● **Required task**: Exactly reproduce each entry, leaving out nothing.

*** Dataset

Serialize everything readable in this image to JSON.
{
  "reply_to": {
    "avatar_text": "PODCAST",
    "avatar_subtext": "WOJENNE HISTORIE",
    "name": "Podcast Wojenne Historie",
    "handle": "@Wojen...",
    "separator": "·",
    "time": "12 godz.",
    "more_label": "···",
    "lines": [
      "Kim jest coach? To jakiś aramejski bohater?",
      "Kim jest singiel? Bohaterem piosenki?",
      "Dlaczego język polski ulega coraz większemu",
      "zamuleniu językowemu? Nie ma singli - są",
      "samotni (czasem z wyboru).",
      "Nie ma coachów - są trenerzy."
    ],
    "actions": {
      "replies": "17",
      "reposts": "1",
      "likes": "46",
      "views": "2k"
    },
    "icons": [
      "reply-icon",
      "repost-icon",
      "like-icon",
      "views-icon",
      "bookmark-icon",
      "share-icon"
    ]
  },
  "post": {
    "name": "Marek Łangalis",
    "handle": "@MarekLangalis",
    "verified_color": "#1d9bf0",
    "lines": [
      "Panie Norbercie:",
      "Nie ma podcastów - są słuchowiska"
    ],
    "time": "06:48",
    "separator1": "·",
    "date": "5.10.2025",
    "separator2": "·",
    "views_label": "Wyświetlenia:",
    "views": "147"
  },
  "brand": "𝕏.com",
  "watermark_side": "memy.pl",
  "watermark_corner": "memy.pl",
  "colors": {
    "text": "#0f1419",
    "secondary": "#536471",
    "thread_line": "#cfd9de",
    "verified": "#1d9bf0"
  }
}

******

● **Written solution**:
Serialize everything readable in this image to JSON.
{
  "reply_to": {
    "avatar_text": "PODCAST",
    "avatar_subtext": "WOJENNE HISTORIE",
    "name": "Podcast Wojenne Historie",
    "handle": "@Wojen...",
    "separator": "·",
    "time": "12 godz.",
    "more_label": "···",
    "lines": [
      "Kim jest coach? To jakiś aramejski bohater?",
      "Kim jest singiel? Bohaterem piosenki?",
      "Dlaczego język polski ulega coraz większemu",
      "zamuleniu językowemu? Nie ma singli - są",
      "samotni (czasem z wyboru).",
      "Nie ma coachów - są trenerzy."
    ],
    "actions": {
      "replies": "17",
      "reposts": "1",
      "likes": "46",
      "views": "2k"
    },
    "icons": [
      "reply-icon",
      "repost-icon",
      "like-icon",
      "views-icon",
      "bookmark-icon",
      "share-icon"
    ]
  },
  "post": {
    "name": "Marek Łangalis",
    "handle": "@MarekLangalis",
    "verified_color": "#1d9bf0",
    "lines": [
      "Panie Norbercie:",
      "Nie ma podcastów - są słuchowiska"
    ],
    "time": "06:48",
    "separator1": "·",
    "date": "5.10.2025",
    "separator2": "·",
    "views_label": "Wyświetlenia:",
    "views": "147"
  },
  "brand": "𝕏.com",
  "watermark_side": "memy.pl",
  "watermark_corner": "memy.pl",
  "colors": {
    "text": "#0f1419",
    "secondary": "#536471",
    "thread_line": "#cfd9de",
    "verified": "#1d9bf0"
  }
}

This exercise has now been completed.